== Exercise requirements ==
Note each line where "числе" appears, and copy it.

== Provided data ==
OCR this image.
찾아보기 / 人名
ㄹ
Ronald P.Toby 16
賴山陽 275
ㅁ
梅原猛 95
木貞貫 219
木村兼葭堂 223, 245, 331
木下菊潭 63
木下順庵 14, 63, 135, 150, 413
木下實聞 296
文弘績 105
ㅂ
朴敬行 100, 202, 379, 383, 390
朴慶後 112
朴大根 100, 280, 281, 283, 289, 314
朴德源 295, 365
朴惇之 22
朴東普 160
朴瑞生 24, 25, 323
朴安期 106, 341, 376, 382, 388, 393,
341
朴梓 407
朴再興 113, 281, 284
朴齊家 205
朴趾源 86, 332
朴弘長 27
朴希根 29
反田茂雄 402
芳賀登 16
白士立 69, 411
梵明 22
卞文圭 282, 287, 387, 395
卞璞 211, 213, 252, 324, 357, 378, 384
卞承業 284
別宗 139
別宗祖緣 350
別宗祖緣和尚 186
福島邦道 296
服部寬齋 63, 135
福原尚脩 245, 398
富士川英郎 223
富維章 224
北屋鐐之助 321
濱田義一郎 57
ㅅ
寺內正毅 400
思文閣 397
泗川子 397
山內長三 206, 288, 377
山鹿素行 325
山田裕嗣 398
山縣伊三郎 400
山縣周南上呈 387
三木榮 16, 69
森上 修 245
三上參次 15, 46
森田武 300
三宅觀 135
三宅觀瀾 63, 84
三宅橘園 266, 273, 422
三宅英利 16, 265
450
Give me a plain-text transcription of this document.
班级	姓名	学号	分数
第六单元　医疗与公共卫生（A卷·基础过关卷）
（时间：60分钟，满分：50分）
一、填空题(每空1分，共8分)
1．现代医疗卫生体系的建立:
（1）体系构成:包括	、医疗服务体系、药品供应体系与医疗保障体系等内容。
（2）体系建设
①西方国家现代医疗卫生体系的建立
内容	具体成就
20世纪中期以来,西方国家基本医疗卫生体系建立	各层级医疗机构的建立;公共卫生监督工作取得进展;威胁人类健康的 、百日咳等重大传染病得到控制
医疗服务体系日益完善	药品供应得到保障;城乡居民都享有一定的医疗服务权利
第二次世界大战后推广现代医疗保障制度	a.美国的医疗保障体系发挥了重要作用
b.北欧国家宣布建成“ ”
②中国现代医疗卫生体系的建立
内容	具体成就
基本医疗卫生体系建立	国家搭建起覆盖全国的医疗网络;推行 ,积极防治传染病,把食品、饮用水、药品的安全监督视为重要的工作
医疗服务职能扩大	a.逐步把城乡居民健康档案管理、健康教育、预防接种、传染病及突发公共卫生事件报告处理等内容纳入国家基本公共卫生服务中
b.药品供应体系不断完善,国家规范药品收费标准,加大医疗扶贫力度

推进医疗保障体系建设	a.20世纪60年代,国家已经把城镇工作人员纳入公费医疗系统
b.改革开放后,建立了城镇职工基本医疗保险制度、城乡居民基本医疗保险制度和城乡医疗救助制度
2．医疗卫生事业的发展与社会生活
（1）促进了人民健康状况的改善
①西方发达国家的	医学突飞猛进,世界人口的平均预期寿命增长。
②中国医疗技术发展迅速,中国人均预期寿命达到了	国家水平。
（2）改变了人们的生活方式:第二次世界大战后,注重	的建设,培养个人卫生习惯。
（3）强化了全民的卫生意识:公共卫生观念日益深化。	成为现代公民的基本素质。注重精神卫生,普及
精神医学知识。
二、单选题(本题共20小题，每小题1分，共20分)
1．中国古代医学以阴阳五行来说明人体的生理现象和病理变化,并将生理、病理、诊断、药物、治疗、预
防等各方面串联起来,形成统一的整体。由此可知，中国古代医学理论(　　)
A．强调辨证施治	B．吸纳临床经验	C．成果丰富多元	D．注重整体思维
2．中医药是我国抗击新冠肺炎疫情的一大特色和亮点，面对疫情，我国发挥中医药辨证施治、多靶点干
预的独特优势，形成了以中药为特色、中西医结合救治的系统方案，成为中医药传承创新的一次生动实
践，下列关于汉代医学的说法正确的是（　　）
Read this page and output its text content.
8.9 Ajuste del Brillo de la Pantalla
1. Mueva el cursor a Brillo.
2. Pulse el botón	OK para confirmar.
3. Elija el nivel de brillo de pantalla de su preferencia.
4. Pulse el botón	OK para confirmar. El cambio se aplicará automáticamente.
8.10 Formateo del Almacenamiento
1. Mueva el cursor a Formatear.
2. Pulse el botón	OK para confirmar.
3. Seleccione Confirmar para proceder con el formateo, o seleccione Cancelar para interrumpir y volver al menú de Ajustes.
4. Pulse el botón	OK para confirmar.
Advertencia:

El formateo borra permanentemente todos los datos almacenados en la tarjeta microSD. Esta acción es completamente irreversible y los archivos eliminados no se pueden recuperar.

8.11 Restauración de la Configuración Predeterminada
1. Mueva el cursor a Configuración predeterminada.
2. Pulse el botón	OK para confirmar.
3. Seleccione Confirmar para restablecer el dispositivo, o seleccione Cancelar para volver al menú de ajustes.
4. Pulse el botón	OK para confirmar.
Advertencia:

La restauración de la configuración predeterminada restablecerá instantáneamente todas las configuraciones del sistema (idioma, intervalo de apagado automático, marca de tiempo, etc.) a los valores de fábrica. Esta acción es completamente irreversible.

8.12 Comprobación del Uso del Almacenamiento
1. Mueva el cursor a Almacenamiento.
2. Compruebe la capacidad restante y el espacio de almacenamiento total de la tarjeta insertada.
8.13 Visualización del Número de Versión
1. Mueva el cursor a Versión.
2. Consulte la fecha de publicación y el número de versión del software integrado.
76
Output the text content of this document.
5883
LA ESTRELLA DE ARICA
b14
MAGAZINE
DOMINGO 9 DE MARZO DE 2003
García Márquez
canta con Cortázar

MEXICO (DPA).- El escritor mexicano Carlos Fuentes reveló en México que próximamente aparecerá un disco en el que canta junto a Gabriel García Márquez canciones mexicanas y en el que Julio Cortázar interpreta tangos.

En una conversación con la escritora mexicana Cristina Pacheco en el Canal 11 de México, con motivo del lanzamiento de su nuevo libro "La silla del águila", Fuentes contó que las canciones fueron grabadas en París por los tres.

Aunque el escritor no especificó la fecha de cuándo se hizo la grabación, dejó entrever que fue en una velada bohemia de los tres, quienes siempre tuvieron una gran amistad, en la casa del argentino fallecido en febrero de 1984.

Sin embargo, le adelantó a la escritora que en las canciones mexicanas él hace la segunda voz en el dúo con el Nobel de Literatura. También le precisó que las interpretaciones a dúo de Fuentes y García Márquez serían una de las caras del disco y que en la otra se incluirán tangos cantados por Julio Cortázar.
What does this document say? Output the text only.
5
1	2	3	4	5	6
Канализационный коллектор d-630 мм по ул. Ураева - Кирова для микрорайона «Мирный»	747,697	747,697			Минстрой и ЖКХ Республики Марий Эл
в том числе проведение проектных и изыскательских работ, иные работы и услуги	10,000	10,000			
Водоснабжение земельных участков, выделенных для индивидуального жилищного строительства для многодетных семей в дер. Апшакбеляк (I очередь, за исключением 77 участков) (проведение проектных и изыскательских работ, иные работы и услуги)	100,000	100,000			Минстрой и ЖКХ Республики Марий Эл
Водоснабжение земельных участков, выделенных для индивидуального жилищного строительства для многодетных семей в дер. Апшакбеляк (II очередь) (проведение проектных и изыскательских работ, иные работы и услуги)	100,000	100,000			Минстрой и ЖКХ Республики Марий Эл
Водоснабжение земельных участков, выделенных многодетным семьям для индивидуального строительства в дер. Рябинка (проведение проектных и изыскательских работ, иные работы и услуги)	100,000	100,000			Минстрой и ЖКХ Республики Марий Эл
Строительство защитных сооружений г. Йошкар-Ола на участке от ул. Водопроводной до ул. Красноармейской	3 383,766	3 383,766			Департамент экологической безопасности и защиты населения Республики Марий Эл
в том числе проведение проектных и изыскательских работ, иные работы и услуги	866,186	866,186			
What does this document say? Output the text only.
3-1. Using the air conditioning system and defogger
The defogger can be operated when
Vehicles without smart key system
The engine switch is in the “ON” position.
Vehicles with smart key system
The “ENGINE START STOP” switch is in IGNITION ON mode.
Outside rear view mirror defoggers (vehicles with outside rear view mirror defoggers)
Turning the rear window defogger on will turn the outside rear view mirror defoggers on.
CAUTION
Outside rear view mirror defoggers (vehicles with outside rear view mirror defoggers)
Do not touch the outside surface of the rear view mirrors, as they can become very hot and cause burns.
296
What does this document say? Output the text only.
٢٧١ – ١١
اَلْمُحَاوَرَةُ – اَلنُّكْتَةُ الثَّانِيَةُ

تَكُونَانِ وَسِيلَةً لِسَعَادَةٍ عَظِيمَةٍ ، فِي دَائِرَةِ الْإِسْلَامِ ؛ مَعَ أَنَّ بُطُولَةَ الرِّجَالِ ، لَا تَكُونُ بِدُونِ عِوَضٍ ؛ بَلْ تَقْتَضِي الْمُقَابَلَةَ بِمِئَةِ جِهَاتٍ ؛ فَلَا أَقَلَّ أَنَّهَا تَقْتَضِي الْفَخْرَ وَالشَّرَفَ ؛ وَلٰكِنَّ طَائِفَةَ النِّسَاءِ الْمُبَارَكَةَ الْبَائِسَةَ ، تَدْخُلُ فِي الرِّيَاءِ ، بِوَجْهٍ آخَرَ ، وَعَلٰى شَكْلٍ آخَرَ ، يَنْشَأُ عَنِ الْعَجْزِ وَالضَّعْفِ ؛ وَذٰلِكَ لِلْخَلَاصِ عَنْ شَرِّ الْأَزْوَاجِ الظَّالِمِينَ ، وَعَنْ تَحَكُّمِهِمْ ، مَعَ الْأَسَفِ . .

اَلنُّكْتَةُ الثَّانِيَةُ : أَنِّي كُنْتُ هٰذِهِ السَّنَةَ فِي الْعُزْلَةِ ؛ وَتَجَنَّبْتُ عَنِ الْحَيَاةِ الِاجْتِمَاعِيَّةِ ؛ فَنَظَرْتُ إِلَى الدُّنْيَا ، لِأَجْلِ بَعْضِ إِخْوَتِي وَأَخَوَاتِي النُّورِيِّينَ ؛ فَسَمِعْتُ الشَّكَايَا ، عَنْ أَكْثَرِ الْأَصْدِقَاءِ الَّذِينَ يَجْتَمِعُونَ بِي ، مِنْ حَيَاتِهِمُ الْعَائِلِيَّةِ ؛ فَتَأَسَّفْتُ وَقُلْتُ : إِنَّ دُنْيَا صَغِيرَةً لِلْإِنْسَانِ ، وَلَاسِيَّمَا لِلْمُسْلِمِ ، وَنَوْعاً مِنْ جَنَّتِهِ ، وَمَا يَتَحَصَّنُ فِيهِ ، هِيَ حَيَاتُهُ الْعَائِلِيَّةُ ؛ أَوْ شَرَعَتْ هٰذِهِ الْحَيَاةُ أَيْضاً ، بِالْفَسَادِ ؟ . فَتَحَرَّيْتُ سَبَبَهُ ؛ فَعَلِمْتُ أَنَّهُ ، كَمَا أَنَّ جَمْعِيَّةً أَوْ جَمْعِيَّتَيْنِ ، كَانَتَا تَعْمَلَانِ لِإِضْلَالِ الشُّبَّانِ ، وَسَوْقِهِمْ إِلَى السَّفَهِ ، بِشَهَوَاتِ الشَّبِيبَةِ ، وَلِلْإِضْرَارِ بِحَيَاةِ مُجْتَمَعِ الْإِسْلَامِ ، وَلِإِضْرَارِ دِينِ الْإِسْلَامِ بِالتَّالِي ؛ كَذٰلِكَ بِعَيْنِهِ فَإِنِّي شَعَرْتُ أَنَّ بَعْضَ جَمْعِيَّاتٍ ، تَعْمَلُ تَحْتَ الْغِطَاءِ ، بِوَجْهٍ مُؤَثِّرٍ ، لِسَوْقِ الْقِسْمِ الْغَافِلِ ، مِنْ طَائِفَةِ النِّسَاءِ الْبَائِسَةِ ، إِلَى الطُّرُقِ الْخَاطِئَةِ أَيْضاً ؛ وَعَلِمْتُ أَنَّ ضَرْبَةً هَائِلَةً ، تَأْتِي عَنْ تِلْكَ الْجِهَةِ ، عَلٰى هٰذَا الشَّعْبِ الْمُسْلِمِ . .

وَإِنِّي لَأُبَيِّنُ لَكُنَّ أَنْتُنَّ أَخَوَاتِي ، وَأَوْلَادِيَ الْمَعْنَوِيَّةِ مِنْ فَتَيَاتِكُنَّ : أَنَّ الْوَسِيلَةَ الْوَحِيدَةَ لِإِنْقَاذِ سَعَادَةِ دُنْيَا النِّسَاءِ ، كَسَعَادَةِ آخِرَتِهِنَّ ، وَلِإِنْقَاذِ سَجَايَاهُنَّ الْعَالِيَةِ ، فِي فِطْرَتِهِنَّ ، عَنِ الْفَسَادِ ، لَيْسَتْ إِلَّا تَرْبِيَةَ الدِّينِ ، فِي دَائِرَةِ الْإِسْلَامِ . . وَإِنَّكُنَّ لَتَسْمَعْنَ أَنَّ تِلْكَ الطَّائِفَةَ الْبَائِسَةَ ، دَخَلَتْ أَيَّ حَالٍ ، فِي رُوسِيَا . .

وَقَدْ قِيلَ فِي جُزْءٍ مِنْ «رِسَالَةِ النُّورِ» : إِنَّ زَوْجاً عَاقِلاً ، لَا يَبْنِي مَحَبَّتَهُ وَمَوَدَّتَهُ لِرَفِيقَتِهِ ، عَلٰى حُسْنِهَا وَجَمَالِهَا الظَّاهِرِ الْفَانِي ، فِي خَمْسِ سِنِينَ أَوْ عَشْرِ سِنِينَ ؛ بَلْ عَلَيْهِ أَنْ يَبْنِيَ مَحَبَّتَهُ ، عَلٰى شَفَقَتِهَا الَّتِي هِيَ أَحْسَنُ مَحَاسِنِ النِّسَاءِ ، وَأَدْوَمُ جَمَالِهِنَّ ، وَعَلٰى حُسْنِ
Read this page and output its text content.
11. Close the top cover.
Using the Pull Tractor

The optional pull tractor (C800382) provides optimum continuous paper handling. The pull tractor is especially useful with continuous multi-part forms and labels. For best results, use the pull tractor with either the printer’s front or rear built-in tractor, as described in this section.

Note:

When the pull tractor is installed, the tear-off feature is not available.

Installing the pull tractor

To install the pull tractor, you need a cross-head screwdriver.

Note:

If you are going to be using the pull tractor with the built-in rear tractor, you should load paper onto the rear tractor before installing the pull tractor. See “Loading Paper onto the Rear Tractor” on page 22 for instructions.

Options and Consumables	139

== Answer below ==
в том числе проведение проектных и изыскательских работ, иные работы и услуги	10,000	10,000			
в том числе проведение проектных и изыскательских работ, иные работы и услуги	866,186	866,186			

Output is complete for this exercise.